[Extracted data entries]
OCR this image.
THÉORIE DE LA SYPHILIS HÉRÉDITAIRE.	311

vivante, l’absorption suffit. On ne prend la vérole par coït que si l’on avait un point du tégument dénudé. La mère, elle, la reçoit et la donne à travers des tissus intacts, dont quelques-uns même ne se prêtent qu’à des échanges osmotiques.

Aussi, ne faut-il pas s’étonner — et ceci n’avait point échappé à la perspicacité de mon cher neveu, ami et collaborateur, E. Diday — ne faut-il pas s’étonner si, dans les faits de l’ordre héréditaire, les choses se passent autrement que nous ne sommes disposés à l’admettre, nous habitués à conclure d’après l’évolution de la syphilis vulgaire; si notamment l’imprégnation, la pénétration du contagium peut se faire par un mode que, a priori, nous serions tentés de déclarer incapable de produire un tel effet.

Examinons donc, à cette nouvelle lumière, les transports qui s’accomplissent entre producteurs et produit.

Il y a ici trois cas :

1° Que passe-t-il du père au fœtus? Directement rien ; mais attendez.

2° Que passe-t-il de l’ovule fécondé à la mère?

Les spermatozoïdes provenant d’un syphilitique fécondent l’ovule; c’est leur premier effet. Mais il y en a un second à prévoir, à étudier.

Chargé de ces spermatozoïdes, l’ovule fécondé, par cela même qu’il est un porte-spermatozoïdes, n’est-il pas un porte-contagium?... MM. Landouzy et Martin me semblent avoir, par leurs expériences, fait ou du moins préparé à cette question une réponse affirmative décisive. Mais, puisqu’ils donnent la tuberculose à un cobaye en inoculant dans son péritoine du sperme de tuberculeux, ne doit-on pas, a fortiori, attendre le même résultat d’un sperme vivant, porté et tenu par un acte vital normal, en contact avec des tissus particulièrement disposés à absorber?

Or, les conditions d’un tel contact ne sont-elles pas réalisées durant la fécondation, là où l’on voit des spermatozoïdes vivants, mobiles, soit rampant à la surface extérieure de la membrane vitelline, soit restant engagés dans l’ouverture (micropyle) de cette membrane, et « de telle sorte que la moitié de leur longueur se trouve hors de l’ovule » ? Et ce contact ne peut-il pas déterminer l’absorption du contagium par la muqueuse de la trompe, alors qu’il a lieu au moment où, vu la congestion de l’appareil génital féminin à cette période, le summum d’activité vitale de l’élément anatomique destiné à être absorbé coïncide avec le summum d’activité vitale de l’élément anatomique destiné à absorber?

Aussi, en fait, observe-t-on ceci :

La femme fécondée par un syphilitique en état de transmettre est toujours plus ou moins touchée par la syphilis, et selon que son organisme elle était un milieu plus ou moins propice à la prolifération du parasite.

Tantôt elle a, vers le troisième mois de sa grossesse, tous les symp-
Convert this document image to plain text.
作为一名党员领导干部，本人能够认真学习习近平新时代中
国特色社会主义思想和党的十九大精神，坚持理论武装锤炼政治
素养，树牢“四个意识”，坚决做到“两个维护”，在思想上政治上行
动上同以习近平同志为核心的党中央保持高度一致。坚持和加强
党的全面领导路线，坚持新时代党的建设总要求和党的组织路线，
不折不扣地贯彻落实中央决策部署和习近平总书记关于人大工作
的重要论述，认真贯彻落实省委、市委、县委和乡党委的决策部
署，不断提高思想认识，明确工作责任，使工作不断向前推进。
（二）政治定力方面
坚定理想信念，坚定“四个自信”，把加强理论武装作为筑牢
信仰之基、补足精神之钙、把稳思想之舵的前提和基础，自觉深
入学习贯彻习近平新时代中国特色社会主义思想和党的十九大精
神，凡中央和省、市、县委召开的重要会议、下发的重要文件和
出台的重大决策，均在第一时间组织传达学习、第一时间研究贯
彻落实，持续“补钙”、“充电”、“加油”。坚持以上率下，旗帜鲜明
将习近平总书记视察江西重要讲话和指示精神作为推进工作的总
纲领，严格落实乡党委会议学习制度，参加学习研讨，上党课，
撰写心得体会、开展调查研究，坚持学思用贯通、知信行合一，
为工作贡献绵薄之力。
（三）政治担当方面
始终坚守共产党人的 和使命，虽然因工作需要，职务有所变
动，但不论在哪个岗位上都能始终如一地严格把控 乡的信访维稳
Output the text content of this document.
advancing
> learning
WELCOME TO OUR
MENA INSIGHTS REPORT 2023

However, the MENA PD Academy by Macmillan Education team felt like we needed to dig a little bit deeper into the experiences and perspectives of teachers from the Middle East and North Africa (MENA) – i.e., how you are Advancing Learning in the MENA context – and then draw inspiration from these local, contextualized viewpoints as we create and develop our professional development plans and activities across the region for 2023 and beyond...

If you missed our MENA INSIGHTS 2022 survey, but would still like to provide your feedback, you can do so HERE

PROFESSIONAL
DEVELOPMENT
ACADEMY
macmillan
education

→ Exercise prompt: Every record above needs to be repeated word for word.

→ Full output:
OCR this image.
THÉORIE DE LA SYPHILIS HÉRÉDITAIRE.	311

vivante, l’absorption suffit. On ne prend la vérole par coït que si l’on avait un point du tégument dénudé. La mère, elle, la reçoit et la donne à travers des tissus intacts, dont quelques-uns même ne se prêtent qu’à des échanges osmotiques.

Aussi, ne faut-il pas s’étonner — et ceci n’avait point échappé à la perspicacité de mon cher neveu, ami et collaborateur, E. Diday — ne faut-il pas s’étonner si, dans les faits de l’ordre héréditaire, les choses se passent autrement que nous ne sommes disposés à l’admettre, nous habitués à conclure d’après l’évolution de la syphilis vulgaire; si notamment l’imprégnation, la pénétration du contagium peut se faire par un mode que, a priori, nous serions tentés de déclarer incapable de produire un tel effet.

Examinons donc, à cette nouvelle lumière, les transports qui s’accomplissent entre producteurs et produit.

Il y a ici trois cas :

1° Que passe-t-il du père au fœtus? Directement rien ; mais attendez.

2° Que passe-t-il de l’ovule fécondé à la mère?

Les spermatozoïdes provenant d’un syphilitique fécondent l’ovule; c’est leur premier effet. Mais il y en a un second à prévoir, à étudier.

Chargé de ces spermatozoïdes, l’ovule fécondé, par cela même qu’il est un porte-spermatozoïdes, n’est-il pas un porte-contagium?... MM. Landouzy et Martin me semblent avoir, par leurs expériences, fait ou du moins préparé à cette question une réponse affirmative décisive. Mais, puisqu’ils donnent la tuberculose à un cobaye en inoculant dans son péritoine du sperme de tuberculeux, ne doit-on pas, a fortiori, attendre le même résultat d’un sperme vivant, porté et tenu par un acte vital normal, en contact avec des tissus particulièrement disposés à absorber?

Or, les conditions d’un tel contact ne sont-elles pas réalisées durant la fécondation, là où l’on voit des spermatozoïdes vivants, mobiles, soit rampant à la surface extérieure de la membrane vitelline, soit restant engagés dans l’ouverture (micropyle) de cette membrane, et « de telle sorte que la moitié de leur longueur se trouve hors de l’ovule » ? Et ce contact ne peut-il pas déterminer l’absorption du contagium par la muqueuse de la trompe, alors qu’il a lieu au moment où, vu la congestion de l’appareil génital féminin à cette période, le summum d’activité vitale de l’élément anatomique destiné à être absorbé coïncide avec le summum d’activité vitale de l’élément anatomique destiné à absorber?

Aussi, en fait, observe-t-on ceci :

La femme fécondée par un syphilitique en état de transmettre est toujours plus ou moins touchée par la syphilis, et selon que son organisme elle était un milieu plus ou moins propice à la prolifération du parasite.

Tantôt elle a, vers le troisième mois de sa grossesse, tous les symp-
Convert this document image to plain text.
作为一名党员领导干部，本人能够认真学习习近平新时代中
国特色社会主义思想和党的十九大精神，坚持理论武装锤炼政治
素养，树牢“四个意识”，坚决做到“两个维护”，在思想上政治上行
动上同以习近平同志为核心的党中央保持高度一致。坚持和加强
党的全面领导路线，坚持新时代党的建设总要求和党的组织路线，
不折不扣地贯彻落实中央决策部署和习近平总书记关于人大工作
的重要论述，认真贯彻落实省委、市委、县委和乡党委的决策部
署，不断提高思想认识，明确工作责任，使工作不断向前推进。
（二）政治定力方面
坚定理想信念，坚定“四个自信”，把加强理论武装作为筑牢
信仰之基、补足精神之钙、把稳思想之舵的前提和基础，自觉深
入学习贯彻习近平新时代中国特色社会主义思想和党的十九大精
神，凡中央和省、市、县委召开的重要会议、下发的重要文件和
出台的重大决策，均在第一时间组织传达学习、第一时间研究贯
彻落实，持续“补钙”、“充电”、“加油”。坚持以上率下，旗帜鲜明
将习近平总书记视察江西重要讲话和指示精神作为推进工作的总
纲领，严格落实乡党委会议学习制度，参加学习研讨，上党课，
撰写心得体会、开展调查研究，坚持学思用贯通、知信行合一，
为工作贡献绵薄之力。
（三）政治担当方面
始终坚守共产党人的 和使命，虽然因工作需要，职务有所变
动，但不论在哪个岗位上都能始终如一地严格把控 乡的信访维稳
Output the text content of this document.
advancing
> learning
WELCOME TO OUR
MENA INSIGHTS REPORT 2023

However, the MENA PD Academy by Macmillan Education team felt like we needed to dig a little bit deeper into the experiences and perspectives of teachers from the Middle East and North Africa (MENA) – i.e., how you are Advancing Learning in the MENA context – and then draw inspiration from these local, contextualized viewpoints as we create and develop our professional development plans and activities across the region for 2023 and beyond...

If you missed our MENA INSIGHTS 2022 survey, but would still like to provide your feedback, you can do so HERE

PROFESSIONAL
DEVELOPMENT
ACADEMY
macmillan
education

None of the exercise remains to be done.